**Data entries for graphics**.
** Start **
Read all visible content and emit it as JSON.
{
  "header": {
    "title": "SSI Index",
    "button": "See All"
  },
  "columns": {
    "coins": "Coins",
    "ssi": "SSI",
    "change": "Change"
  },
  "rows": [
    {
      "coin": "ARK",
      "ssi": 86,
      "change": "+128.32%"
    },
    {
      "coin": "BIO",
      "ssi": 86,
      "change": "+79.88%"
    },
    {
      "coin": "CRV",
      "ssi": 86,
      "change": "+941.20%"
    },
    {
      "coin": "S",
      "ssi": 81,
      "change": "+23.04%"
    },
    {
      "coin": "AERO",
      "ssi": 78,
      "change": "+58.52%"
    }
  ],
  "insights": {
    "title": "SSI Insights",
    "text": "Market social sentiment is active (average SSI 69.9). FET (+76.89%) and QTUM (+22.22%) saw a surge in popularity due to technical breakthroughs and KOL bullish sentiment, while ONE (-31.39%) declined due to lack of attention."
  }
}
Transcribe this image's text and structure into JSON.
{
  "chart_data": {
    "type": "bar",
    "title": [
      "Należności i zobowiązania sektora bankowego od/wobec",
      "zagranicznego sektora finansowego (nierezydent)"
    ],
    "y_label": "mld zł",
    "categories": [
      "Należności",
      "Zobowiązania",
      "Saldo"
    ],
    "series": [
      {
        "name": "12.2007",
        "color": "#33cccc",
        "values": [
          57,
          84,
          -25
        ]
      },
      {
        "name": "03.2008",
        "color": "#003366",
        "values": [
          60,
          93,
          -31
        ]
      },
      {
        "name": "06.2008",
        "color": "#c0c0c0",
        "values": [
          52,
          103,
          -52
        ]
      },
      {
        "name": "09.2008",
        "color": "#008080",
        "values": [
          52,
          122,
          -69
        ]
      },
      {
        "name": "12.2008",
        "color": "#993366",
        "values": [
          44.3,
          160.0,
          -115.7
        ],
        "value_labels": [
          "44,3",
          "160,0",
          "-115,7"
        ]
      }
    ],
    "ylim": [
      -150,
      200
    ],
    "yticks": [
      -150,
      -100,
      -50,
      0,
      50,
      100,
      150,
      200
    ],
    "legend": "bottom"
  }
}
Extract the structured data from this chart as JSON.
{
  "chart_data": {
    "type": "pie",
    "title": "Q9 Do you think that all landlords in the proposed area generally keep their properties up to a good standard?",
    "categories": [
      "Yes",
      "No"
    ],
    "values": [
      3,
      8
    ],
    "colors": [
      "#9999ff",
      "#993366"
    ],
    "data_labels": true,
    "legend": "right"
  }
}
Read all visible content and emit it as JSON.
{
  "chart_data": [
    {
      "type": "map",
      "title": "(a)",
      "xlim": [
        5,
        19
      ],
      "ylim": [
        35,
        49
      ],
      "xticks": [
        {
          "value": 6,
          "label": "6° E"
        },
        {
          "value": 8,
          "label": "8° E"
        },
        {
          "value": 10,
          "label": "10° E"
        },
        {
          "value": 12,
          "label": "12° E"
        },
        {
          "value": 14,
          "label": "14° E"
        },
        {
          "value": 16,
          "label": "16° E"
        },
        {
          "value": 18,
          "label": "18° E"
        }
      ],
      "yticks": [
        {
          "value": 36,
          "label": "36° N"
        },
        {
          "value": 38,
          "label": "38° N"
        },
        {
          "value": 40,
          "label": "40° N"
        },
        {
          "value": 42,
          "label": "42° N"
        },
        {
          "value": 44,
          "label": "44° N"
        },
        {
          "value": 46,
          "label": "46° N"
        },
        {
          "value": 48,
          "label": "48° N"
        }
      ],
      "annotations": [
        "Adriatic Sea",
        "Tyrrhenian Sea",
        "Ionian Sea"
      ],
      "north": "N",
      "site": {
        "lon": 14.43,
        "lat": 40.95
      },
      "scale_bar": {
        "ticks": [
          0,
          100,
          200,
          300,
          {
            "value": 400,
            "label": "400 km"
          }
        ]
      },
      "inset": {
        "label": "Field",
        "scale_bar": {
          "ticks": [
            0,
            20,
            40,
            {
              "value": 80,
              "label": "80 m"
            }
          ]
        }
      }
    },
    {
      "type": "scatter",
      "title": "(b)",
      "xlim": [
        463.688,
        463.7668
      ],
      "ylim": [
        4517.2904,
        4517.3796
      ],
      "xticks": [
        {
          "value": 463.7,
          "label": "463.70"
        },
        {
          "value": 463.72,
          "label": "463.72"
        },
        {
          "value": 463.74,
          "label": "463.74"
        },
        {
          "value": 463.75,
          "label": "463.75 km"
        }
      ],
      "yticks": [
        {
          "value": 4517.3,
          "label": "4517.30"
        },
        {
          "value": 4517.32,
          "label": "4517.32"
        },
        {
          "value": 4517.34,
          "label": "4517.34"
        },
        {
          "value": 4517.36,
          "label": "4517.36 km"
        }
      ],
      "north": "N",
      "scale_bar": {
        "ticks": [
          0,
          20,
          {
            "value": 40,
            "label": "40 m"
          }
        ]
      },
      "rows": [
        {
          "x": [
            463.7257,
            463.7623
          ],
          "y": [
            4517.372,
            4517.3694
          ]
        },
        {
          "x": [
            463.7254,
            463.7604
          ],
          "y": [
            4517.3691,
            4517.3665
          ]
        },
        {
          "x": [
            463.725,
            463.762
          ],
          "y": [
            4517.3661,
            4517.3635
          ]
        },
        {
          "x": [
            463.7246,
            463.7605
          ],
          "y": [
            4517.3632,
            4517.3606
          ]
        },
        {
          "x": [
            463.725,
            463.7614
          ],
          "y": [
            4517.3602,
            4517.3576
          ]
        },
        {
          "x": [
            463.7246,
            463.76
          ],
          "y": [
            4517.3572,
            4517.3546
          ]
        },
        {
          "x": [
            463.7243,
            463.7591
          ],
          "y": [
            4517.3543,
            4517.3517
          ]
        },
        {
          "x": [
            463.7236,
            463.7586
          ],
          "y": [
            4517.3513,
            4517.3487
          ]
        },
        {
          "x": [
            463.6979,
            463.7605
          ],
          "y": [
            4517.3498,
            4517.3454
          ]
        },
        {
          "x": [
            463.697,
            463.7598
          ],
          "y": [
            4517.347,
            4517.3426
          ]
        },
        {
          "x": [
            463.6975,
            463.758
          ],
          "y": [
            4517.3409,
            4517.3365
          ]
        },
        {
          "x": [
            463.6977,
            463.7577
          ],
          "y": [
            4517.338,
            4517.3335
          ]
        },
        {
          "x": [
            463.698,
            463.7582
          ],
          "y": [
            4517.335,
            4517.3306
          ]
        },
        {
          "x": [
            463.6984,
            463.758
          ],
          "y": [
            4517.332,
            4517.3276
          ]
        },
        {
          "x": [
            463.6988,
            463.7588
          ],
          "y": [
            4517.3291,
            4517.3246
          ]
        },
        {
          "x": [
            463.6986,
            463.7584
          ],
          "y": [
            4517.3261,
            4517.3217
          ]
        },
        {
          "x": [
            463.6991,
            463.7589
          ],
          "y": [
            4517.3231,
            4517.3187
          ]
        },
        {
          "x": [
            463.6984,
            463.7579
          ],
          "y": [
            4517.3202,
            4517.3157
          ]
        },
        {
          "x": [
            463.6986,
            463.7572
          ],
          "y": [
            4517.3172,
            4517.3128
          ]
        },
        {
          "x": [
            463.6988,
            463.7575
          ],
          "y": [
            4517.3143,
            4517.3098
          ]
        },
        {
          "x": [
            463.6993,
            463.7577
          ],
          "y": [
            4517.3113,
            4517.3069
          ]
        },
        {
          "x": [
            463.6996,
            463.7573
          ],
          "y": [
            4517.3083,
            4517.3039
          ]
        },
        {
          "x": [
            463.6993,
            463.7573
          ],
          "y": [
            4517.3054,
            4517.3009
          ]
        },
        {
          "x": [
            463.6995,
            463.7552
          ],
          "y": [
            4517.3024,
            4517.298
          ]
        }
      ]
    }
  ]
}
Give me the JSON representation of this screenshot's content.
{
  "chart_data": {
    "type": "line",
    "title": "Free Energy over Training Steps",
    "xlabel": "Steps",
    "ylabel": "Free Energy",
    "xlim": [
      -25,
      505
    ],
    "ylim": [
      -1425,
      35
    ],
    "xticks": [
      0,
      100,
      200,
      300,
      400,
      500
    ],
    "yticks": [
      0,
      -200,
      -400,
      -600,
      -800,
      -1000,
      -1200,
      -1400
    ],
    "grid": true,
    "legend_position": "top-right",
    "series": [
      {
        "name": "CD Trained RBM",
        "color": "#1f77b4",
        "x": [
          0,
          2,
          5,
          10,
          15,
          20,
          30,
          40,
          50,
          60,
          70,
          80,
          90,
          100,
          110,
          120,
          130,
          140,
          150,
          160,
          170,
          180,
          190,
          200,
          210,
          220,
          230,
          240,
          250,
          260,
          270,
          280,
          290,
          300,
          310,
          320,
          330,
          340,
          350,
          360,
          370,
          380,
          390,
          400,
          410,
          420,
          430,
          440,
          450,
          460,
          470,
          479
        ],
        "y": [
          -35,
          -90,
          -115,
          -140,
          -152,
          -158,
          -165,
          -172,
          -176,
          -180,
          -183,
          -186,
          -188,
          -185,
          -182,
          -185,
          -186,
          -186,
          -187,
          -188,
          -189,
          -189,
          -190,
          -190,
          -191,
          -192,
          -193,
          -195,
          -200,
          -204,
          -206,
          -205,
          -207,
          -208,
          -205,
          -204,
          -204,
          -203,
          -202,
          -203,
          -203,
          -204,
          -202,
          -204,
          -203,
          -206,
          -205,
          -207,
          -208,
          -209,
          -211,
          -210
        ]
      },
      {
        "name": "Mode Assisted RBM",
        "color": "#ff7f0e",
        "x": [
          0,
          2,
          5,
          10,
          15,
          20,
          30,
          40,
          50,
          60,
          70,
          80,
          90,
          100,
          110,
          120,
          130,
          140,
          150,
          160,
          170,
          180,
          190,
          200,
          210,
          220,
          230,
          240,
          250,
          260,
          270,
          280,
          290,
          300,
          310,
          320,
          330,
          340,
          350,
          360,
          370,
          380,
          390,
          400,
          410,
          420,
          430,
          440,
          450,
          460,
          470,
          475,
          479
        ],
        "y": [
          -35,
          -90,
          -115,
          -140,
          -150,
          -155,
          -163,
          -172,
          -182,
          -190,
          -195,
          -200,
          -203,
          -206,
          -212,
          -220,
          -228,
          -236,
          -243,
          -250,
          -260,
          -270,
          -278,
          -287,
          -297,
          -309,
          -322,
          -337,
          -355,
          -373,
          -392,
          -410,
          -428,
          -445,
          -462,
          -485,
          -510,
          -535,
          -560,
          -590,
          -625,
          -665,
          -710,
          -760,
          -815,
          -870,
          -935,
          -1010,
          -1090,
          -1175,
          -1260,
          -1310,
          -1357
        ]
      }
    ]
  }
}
** End **
**TASK PROMPT**.
Show every line in the records above that contains the word "Energy".

**OUTPUT OF THE EXERCISE**.
    "title": "Free Energy over Training Steps",
    "ylabel": "Free Energy",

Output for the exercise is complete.